What to work on
Any pictures in the records below should be skipped; write out everything else exactly.

·····

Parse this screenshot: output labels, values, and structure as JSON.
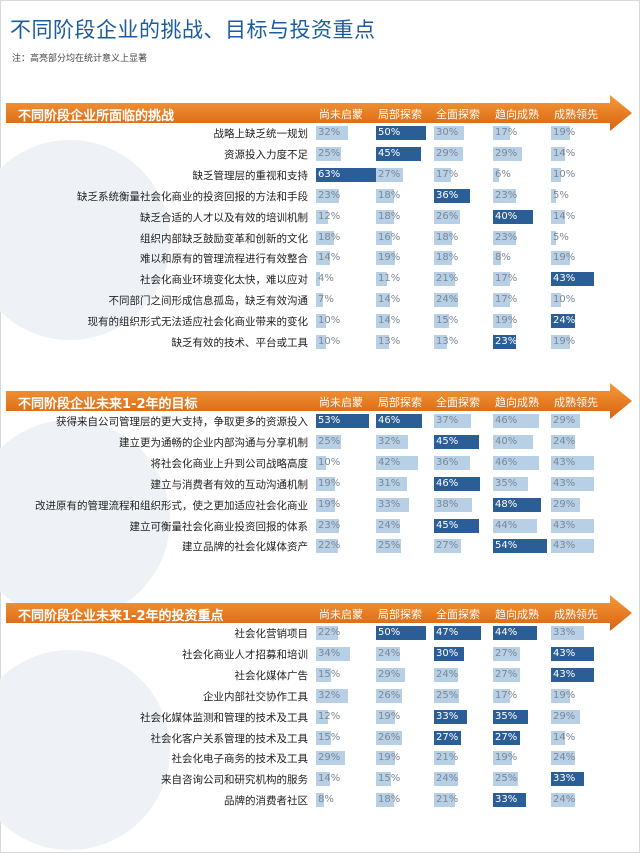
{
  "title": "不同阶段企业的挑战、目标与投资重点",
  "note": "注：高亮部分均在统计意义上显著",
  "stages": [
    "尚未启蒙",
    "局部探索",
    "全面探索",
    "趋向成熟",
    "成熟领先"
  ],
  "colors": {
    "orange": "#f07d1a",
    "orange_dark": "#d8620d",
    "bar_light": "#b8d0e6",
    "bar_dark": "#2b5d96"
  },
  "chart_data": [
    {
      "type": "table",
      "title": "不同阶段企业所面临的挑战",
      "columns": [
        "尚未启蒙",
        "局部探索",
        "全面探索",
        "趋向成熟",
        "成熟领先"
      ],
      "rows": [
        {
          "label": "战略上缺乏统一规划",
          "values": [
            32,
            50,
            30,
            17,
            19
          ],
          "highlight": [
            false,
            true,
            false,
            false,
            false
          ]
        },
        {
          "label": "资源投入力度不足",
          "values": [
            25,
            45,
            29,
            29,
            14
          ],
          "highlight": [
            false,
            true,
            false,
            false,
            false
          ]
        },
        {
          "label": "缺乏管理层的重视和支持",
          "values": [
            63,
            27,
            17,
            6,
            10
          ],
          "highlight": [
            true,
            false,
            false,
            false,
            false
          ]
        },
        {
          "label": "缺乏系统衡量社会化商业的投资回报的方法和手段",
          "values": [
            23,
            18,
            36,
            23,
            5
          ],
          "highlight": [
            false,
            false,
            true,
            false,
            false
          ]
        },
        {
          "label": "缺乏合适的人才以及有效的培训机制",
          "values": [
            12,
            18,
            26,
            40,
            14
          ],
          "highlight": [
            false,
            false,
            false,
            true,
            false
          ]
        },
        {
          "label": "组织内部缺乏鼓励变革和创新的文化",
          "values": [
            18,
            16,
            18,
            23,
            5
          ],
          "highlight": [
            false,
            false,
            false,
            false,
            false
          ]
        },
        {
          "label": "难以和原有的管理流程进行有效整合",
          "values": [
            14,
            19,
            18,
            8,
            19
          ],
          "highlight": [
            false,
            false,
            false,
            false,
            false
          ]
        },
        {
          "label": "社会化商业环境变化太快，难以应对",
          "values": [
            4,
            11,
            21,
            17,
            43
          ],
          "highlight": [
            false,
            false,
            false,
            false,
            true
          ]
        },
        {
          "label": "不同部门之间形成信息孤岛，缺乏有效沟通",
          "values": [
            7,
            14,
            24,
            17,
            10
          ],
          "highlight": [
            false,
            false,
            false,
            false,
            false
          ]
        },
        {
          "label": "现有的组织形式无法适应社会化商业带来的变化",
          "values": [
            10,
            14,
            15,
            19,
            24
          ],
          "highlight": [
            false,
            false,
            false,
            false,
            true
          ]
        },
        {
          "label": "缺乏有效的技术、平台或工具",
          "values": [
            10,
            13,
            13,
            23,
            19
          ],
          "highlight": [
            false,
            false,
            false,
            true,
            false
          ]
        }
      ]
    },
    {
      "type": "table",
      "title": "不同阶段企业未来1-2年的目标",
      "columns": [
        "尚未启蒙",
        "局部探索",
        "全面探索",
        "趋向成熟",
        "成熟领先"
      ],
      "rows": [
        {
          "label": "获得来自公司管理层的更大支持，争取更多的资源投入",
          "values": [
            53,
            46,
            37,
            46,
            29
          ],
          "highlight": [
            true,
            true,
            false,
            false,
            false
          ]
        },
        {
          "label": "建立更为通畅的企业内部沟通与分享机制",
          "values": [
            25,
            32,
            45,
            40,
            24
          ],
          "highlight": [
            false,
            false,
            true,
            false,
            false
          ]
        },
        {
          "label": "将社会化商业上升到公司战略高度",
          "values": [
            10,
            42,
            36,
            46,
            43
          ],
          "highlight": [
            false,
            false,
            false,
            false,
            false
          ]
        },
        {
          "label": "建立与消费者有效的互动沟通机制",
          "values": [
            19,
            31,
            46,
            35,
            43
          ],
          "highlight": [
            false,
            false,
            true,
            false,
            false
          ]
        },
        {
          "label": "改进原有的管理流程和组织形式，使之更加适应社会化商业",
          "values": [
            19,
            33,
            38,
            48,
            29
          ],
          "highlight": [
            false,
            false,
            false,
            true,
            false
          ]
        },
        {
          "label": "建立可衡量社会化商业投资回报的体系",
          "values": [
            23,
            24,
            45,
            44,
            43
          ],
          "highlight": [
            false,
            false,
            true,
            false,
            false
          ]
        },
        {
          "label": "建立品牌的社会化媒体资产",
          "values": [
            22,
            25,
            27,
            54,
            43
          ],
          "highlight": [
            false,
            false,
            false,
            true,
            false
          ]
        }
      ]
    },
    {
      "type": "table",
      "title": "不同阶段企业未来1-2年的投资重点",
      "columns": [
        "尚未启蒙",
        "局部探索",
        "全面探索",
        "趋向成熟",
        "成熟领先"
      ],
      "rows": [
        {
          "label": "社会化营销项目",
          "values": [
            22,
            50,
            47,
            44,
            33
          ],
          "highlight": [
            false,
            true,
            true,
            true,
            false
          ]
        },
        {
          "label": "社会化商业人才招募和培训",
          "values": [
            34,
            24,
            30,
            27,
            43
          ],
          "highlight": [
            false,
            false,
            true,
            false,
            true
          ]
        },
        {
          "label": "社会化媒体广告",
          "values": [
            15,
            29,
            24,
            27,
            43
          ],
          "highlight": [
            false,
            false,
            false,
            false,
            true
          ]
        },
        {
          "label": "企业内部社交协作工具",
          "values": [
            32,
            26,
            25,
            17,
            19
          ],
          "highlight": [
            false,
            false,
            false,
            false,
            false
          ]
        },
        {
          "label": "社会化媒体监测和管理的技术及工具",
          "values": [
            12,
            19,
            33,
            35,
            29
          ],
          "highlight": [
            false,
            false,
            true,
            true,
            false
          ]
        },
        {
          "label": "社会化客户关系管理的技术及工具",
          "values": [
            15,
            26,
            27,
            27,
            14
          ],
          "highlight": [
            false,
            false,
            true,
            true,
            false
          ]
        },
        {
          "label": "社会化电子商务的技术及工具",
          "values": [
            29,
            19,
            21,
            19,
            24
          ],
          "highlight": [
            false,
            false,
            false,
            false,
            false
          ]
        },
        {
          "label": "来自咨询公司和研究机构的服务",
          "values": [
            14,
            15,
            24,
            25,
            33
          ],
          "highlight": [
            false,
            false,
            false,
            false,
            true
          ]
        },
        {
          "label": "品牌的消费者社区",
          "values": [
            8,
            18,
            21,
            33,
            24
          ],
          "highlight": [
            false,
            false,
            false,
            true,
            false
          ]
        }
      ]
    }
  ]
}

·····

Result of this exercise
Parse this screenshot: output labels, values, and structure as JSON.
{
  "title": "不同阶段企业的挑战、目标与投资重点",
  "note": "注：高亮部分均在统计意义上显著",
  "stages": [
    "尚未启蒙",
    "局部探索",
    "全面探索",
    "趋向成熟",
    "成熟领先"
  ],
  "colors": {
    "orange": "#f07d1a",
    "orange_dark": "#d8620d",
    "bar_light": "#b8d0e6",
    "bar_dark": "#2b5d96"
  },
  "chart_data": [
    {
      "type": "table",
      "title": "不同阶段企业所面临的挑战",
      "columns": [
        "尚未启蒙",
        "局部探索",
        "全面探索",
        "趋向成熟",
        "成熟领先"
      ],
      "rows": [
        {
          "label": "战略上缺乏统一规划",
          "values": [
            32,
            50,
            30,
            17,
            19
          ],
          "highlight": [
            false,
            true,
            false,
            false,
            false
          ]
        },
        {
          "label": "资源投入力度不足",
          "values": [
            25,
            45,
            29,
            29,
            14
          ],
          "highlight": [
            false,
            true,
            false,
            false,
            false
          ]
        },
        {
          "label": "缺乏管理层的重视和支持",
          "values": [
            63,
            27,
            17,
            6,
            10
          ],
          "highlight": [
            true,
            false,
            false,
            false,
            false
          ]
        },
        {
          "label": "缺乏系统衡量社会化商业的投资回报的方法和手段",
          "values": [
            23,
            18,
            36,
            23,
            5
          ],
          "highlight": [
            false,
            false,
            true,
            false,
            false
          ]
        },
        {
          "label": "缺乏合适的人才以及有效的培训机制",
          "values": [
            12,
            18,
            26,
            40,
            14
          ],
          "highlight": [
            false,
            false,
            false,
            true,
            false
          ]
        },
        {
          "label": "组织内部缺乏鼓励变革和创新的文化",
          "values": [
            18,
            16,
            18,
            23,
            5
          ],
          "highlight": [
            false,
            false,
            false,
            false,
            false
          ]
        },
        {
          "label": "难以和原有的管理流程进行有效整合",
          "values": [
            14,
            19,
            18,
            8,
            19
          ],
          "highlight": [
            false,
            false,
            false,
            false,
            false
          ]
        },
        {
          "label": "社会化商业环境变化太快，难以应对",
          "values": [
            4,
            11,
            21,
            17,
            43
          ],
          "highlight": [
            false,
            false,
            false,
            false,
            true
          ]
        },
        {
          "label": "不同部门之间形成信息孤岛，缺乏有效沟通",
          "values": [
            7,
            14,
            24,
            17,
            10
          ],
          "highlight": [
            false,
            false,
            false,
            false,
            false
          ]
        },
        {
          "label": "现有的组织形式无法适应社会化商业带来的变化",
          "values": [
            10,
            14,
            15,
            19,
            24
          ],
          "highlight": [
            false,
            false,
            false,
            false,
            true
          ]
        },
        {
          "label": "缺乏有效的技术、平台或工具",
          "values": [
            10,
            13,
            13,
            23,
            19
          ],
          "highlight": [
            false,
            false,
            false,
            true,
            false
          ]
        }
      ]
    },
    {
      "type": "table",
      "title": "不同阶段企业未来1-2年的目标",
      "columns": [
        "尚未启蒙",
        "局部探索",
        "全面探索",
        "趋向成熟",
        "成熟领先"
      ],
      "rows": [
        {
          "label": "获得来自公司管理层的更大支持，争取更多的资源投入",
          "values": [
            53,
            46,
            37,
            46,
            29
          ],
          "highlight": [
            true,
            true,
            false,
            false,
            false
          ]
        },
        {
          "label": "建立更为通畅的企业内部沟通与分享机制",
          "values": [
            25,
            32,
            45,
            40,
            24
          ],
          "highlight": [
            false,
            false,
            true,
            false,
            false
          ]
        },
        {
          "label": "将社会化商业上升到公司战略高度",
          "values": [
            10,
            42,
            36,
            46,
            43
          ],
          "highlight": [
            false,
            false,
            false,
            false,
            false
          ]
        },
        {
          "label": "建立与消费者有效的互动沟通机制",
          "values": [
            19,
            31,
            46,
            35,
            43
          ],
          "highlight": [
            false,
            false,
            true,
            false,
            false
          ]
        },
        {
          "label": "改进原有的管理流程和组织形式，使之更加适应社会化商业",
          "values": [
            19,
            33,
            38,
            48,
            29
          ],
          "highlight": [
            false,
            false,
            false,
            true,
            false
          ]
        },
        {
          "label": "建立可衡量社会化商业投资回报的体系",
          "values": [
            23,
            24,
            45,
            44,
            43
          ],
          "highlight": [
            false,
            false,
            true,
            false,
            false
          ]
        },
        {
          "label": "建立品牌的社会化媒体资产",
          "values": [
            22,
            25,
            27,
            54,
            43
          ],
          "highlight": [
            false,
            false,
            false,
            true,
            false
          ]
        }
      ]
    },
    {
      "type": "table",
      "title": "不同阶段企业未来1-2年的投资重点",
      "columns": [
        "尚未启蒙",
        "局部探索",
        "全面探索",
        "趋向成熟",
        "成熟领先"
      ],
      "rows": [
        {
          "label": "社会化营销项目",
          "values": [
            22,
            50,
            47,
            44,
            33
          ],
          "highlight": [
            false,
            true,
            true,
            true,
            false
          ]
        },
        {
          "label": "社会化商业人才招募和培训",
          "values": [
            34,
            24,
            30,
            27,
            43
          ],
          "highlight": [
            false,
            false,
            true,
            false,
            true
          ]
        },
        {
          "label": "社会化媒体广告",
          "values": [
            15,
            29,
            24,
            27,
            43
          ],
          "highlight": [
            false,
            false,
            false,
            false,
            true
          ]
        },
        {
          "label": "企业内部社交协作工具",
          "values": [
            32,
            26,
            25,
            17,
            19
          ],
          "highlight": [
            false,
            false,
            false,
            false,
            false
          ]
        },
        {
          "label": "社会化媒体监测和管理的技术及工具",
          "values": [
            12,
            19,
            33,
            35,
            29
          ],
          "highlight": [
            false,
            false,
            true,
            true,
            false
          ]
        },
        {
          "label": "社会化客户关系管理的技术及工具",
          "values": [
            15,
            26,
            27,
            27,
            14
          ],
          "highlight": [
            false,
            false,
            true,
            true,
            false
          ]
        },
        {
          "label": "社会化电子商务的技术及工具",
          "values": [
            29,
            19,
            21,
            19,
            24
          ],
          "highlight": [
            false,
            false,
            false,
            false,
            false
          ]
        },
        {
          "label": "来自咨询公司和研究机构的服务",
          "values": [
            14,
            15,
            24,
            25,
            33
          ],
          "highlight": [
            false,
            false,
            false,
            false,
            true
          ]
        },
        {
          "label": "品牌的消费者社区",
          "values": [
            8,
            18,
            21,
            33,
            24
          ],
          "highlight": [
            false,
            false,
            false,
            true,
            false
          ]
        }
      ]
    }
  ]
}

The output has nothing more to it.